Given request: Count the lines containing "Select" in the entries underneath, and state that count without anything else.

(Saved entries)
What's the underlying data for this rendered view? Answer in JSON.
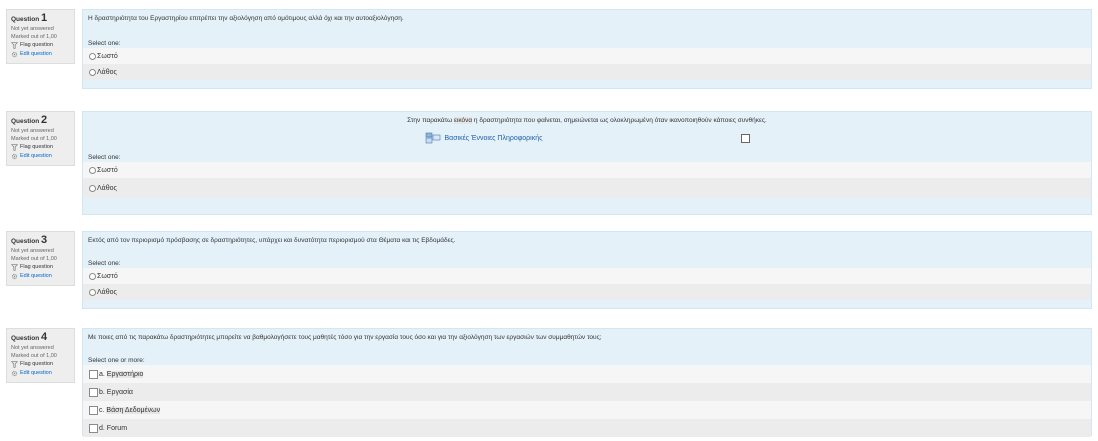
{
  "common": {
    "status": "Not yet answered",
    "marked": "Marked out of 1,00",
    "flag": "Flag question",
    "edit": "Edit question",
    "select_one": "Select one:",
    "select_more": "Select one or more:"
  },
  "questions": [
    {
      "label": "Question",
      "number": "1",
      "text": "Η δραστηριότητα του Εργαστηρίου επιτρέπει την αξιολόγηση από ομότιμους αλλά όχι και την αυτοαξιολόγηση.",
      "options": [
        "Σωστό",
        "Λάθος"
      ]
    },
    {
      "label": "Question",
      "number": "2",
      "text_before": "Στην παρακάτω ",
      "text_highlight": "εικόνα",
      "text_after": " η δραστηριότητα που φαίνεται, σημειώνεται ως ολοκληρωμένη όταν ικανοποιηθούν κάποιες συνθήκες.",
      "course_name": "Βασικές Έννοιες Πληροφορικής",
      "options": [
        "Σωστό",
        "Λάθος"
      ]
    },
    {
      "label": "Question",
      "number": "3",
      "text": "Εκτός από τον περιορισμό πρόσβασης σε δραστηριότητες, υπάρχει και δυνατότητα περιορισμού στα Θέματα και τις Εβδομάδες.",
      "options": [
        "Σωστό",
        "Λάθος"
      ]
    },
    {
      "label": "Question",
      "number": "4",
      "text": "Με ποιες από τις παρακάτω δραστηριότητες μπορείτε να βαθμολογήσετε τους μαθητές τόσο για την εργασία τους όσο και για την αξιολόγηση των εργασιών των συμμαθητών τους;",
      "options": [
        {
          "prefix": "a. ",
          "label": "Εργαστήριο"
        },
        {
          "prefix": "b. ",
          "label": "Εργασία"
        },
        {
          "prefix": "c. ",
          "label": "Βάση Δεδομένων"
        },
        {
          "prefix": "d. ",
          "label": "Forum"
        }
      ]
    }
  ]
}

Correct output: 2